* **Study text**
Court Opinion

ID: 9913501
Source: CourtListenerOpinion
Date Created: 2023-12-27 23:11:51.502722+00
Date Added: 2024-06-11T13:00:50.053676
License: Public Domain

STATE OF VERMONT

SUPERIOR COURT (io CIVIL DIVISION
Washington Unit 7h BEC -b 2 t: 5 Docket No. 8-1-16 Wnev
JEFFREY-MICHAEL BRANDT
Plaintiff
. i t oe
v.

LISA MENARD, Commissioner,
Vermont Department of Corrections
Defendant

DECISION
The State’s Motion to Dismiss

Mr. Jeffrey-Michael Brandt is an inmate in the custody of the Defendant Vermont
Department of Corrections who is currently held in an out of state facility in Michigan. He seeks
Rule 75 review of a practice that he alleges occurs in that facility involving certain aspects of the
disciplinary process. At the Department of Corrections level, his grievance was denied for lack
of any “grievable event” on the grounds that there was no underlying disciplinary action at issue.
Mr. Brandt then filed this case.

The State has filed a motion to dismiss for several reasons but the simplest reason that
dismissal is appropriate is that Mr. Brandt lacks standing to raise the issue that he wishes the
court to address. The reason is that he is seeking review of a practice in general rather than as a
result of any specific disciplinary action taken against him. At this time, he has not claimed a
specific consequence to himself as a result of the practice at issue. In order to seek court relief,
he must be able to claim that he has been harmed as a result of a specific event; unless he can
show specific application to himself, he does not have a basis for seeking court review. The
legal term is that he must show that he has “standing” to file a case based on a specific
occurrence. Since he is not complaining about a specific occurrence, he does not have standing,
and this case must be dismissed.

The DOC’s inmate discipline directive has both formal and informal dispute resolution
processes. The informal process is available only for minor violations and only when a decision
is made to use it. See Directive 410.01, Procedural Guidelines § 3 (the informal process). When
those conditions are satisfied, the ensuing process is as follows. When an inmate is believed to
be guilty of a minor violation, a supervisor and the inmate will discuss what the sanction should
be. If they agree, that is the sanction. If they do not agree, the supervisor imposes the sanction
that the supervisor believes should be imposed, without the inmate’s assent or a hearing. The
inmate then may choose to accept that sanction or reject it. A rejection must occur at the time
the sanction is imposed. If the sanction is rejected, a formal DR may be issued based on the
underlying conduct and it may be charged as a major DR as appropriate. Then the formal
process is followed.
One form of major violation is for failing “to carry out any disciplinary sanction order
(whether from informal or formal resolution).” It makes sense that this would be available if an
inmate agreed to a sanction for a minor infraction, or did not object to such a sanction, following
the informal discipline process and then afterwards refused to comply with the terms of the
sanction.

* **Things to do**
**A)** Answer these questions about the Vermont court decision on Mr. Brandt's case:
(i) Where is Mr. Brandt currently held?
(ii) On what grounds was his grievance denied at the Department of Corrections level?
(iii) Under the informal process, when must an inmate reject a sanction imposed by the supervisor?
**B)** Pick up the Vermont court decision on Mr. Brandt's case right after its last sentence and write the next paragraph.

* **Extracted entries**
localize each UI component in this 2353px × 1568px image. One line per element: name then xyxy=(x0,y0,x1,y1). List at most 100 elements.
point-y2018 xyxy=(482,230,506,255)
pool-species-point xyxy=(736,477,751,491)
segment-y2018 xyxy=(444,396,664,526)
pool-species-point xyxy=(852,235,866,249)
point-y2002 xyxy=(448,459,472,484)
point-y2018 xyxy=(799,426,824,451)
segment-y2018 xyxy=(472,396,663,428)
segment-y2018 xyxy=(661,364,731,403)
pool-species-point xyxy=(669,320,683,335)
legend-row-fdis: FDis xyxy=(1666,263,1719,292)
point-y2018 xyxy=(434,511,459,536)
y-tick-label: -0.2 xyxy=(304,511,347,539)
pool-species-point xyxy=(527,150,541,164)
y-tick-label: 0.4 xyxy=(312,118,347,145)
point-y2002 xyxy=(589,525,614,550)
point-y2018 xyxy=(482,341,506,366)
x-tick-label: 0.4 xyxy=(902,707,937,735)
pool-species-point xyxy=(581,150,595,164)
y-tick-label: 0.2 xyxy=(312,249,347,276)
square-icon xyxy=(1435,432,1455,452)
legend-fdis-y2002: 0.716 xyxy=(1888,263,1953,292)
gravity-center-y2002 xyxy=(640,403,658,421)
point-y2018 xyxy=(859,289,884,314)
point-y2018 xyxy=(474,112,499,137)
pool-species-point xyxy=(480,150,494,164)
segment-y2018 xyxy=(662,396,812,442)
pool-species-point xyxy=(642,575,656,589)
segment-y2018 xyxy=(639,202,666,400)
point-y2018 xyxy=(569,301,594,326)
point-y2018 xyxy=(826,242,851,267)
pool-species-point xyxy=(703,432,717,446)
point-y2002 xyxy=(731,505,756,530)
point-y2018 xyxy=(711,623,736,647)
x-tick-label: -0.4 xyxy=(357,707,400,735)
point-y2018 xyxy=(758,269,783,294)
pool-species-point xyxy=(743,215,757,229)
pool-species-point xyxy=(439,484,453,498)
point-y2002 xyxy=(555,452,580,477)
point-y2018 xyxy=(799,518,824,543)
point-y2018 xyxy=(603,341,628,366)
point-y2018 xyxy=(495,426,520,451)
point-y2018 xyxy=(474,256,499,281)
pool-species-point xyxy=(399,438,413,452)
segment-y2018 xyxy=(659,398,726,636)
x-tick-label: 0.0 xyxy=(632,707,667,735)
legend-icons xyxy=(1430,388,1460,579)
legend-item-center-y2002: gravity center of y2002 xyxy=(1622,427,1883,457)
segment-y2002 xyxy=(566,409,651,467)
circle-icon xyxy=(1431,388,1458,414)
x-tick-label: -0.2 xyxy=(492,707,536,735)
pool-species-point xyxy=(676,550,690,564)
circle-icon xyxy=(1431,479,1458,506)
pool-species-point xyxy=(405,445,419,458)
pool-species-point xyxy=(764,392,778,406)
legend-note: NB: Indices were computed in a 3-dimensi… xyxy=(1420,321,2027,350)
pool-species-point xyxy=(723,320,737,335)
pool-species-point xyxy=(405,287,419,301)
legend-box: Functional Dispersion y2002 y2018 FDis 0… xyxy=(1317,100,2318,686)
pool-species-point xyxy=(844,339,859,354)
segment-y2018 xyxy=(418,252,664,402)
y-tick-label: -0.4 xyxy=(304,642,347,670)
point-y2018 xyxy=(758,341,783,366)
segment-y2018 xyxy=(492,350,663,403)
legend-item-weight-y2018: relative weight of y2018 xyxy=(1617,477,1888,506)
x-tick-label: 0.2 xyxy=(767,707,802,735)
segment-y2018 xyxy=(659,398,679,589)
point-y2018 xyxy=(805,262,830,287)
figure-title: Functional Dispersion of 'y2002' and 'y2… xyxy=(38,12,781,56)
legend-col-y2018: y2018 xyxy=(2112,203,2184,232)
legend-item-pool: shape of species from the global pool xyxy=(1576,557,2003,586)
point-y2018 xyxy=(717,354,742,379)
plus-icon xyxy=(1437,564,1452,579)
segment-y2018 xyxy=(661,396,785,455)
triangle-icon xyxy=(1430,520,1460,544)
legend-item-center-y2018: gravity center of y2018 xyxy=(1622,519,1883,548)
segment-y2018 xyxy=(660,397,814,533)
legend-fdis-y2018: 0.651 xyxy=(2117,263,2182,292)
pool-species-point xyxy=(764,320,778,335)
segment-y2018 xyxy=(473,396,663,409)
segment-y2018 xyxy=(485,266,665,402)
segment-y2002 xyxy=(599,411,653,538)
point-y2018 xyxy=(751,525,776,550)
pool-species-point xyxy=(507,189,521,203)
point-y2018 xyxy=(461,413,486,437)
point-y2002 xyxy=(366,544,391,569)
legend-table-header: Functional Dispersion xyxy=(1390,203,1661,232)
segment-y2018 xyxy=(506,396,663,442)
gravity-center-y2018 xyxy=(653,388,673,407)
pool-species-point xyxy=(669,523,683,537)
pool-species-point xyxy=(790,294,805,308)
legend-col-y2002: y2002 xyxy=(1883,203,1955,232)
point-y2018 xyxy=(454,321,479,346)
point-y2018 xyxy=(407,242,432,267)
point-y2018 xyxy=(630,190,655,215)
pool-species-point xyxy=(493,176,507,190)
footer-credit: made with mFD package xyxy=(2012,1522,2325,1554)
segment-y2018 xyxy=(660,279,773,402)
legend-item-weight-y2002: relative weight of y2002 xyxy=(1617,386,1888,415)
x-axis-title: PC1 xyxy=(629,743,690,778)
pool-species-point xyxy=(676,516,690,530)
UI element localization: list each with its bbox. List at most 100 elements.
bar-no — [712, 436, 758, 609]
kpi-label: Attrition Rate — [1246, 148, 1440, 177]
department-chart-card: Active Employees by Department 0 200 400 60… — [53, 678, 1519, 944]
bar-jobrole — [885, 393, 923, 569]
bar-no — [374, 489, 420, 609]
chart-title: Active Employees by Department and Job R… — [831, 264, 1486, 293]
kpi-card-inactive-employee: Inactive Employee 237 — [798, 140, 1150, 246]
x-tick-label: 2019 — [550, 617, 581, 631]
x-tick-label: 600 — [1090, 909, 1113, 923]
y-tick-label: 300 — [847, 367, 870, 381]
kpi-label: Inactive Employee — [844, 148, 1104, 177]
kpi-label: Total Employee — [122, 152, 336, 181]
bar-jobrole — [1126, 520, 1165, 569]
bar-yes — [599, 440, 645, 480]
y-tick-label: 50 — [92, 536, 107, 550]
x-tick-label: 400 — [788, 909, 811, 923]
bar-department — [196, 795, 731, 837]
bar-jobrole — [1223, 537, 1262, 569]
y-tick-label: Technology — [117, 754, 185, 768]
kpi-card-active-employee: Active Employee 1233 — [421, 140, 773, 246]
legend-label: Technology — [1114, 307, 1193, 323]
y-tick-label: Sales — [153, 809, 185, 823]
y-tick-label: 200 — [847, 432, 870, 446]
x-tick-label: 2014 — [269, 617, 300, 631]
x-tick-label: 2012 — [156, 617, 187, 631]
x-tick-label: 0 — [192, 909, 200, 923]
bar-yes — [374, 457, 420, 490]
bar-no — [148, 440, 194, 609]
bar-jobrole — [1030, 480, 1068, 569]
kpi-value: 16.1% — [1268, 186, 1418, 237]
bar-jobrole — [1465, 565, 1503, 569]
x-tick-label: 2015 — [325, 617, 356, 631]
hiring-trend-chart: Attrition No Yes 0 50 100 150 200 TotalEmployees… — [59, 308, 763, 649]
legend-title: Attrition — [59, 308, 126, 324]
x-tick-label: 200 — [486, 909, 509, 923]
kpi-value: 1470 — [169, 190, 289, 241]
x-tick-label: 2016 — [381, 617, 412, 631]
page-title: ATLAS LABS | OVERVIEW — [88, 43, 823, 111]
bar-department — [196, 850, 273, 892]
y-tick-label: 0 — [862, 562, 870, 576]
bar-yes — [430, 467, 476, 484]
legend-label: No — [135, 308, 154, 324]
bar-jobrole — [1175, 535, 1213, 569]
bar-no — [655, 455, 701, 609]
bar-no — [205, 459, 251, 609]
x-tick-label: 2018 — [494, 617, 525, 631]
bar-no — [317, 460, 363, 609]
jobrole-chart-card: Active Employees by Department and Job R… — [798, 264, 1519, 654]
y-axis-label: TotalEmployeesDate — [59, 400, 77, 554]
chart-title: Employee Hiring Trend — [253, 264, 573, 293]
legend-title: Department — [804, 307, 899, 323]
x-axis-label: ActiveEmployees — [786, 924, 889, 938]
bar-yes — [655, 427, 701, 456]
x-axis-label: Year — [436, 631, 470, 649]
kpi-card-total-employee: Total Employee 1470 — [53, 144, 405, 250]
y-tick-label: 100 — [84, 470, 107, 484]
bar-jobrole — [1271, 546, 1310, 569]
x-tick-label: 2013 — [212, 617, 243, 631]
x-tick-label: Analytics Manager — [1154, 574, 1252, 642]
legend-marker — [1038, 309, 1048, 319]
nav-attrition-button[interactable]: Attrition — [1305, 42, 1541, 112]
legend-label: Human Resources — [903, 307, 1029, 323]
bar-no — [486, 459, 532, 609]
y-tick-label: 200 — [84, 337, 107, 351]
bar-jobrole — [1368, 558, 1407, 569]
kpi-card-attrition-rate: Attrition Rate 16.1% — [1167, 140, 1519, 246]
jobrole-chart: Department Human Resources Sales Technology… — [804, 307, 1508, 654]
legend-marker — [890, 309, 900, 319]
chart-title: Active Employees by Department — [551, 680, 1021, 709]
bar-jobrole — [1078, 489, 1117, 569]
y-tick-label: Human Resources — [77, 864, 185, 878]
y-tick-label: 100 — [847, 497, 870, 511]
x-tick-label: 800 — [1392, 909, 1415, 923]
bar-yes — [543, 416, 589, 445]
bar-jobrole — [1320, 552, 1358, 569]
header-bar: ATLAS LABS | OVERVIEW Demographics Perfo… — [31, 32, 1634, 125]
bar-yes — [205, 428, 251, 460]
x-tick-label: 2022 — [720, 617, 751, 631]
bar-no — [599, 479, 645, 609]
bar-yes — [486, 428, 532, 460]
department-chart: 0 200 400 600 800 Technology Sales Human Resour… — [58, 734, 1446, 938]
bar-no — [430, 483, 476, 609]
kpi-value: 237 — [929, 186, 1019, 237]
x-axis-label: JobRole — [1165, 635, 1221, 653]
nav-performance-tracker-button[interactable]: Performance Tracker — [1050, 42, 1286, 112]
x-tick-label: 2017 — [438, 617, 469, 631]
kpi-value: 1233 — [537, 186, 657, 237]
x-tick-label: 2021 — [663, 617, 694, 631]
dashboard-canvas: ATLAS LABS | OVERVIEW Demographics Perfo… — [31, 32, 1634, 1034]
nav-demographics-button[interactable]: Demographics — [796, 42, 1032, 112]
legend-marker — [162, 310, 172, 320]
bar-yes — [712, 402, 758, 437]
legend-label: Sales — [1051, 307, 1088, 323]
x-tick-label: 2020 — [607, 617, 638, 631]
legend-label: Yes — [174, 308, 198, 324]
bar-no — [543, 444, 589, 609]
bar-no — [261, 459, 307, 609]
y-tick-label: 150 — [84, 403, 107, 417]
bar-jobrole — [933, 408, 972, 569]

* **Responses in order**
**A)**
(i) An out-of-state facility in Michigan.
(ii) There was no "grievable event," because no underlying disciplinary action was at issue.
(iii) At the time the sanction is imposed.

**B)**
Mr. Brandt claims that, despite the above, there is a practice in his facility as follows.
The informal process for a minor violation is begun. There is no agreement on sanction—there
may be no agreement that there was a violation at all. The supervisor imposes a sanction without
the inmate’s assent. The inmate rejects the sanction in a timely manner and requests a DR and
formal hearing. The DR that is issued is for not carrying out the disciplinary sanction that was
informally imposed rather than for the underlying alleged conduct. In other words, the inmate’s
ability to reject informal resolution and have a hearing on a DR based on the underlying events is
totally illusory.

Mr. Brandt alleges that the corrections officers in his facility were not trained properly to
do what the directive says and, separately, that they were expressly instructed to ignore what the
directive says. The State focuses on these aspects of the allegations, but Mr. Brandt’s claim is
not about training or who said what to whom. It is about a disciplinary practice that Mr. Brandt
claims clearly violates the DOC’s directive.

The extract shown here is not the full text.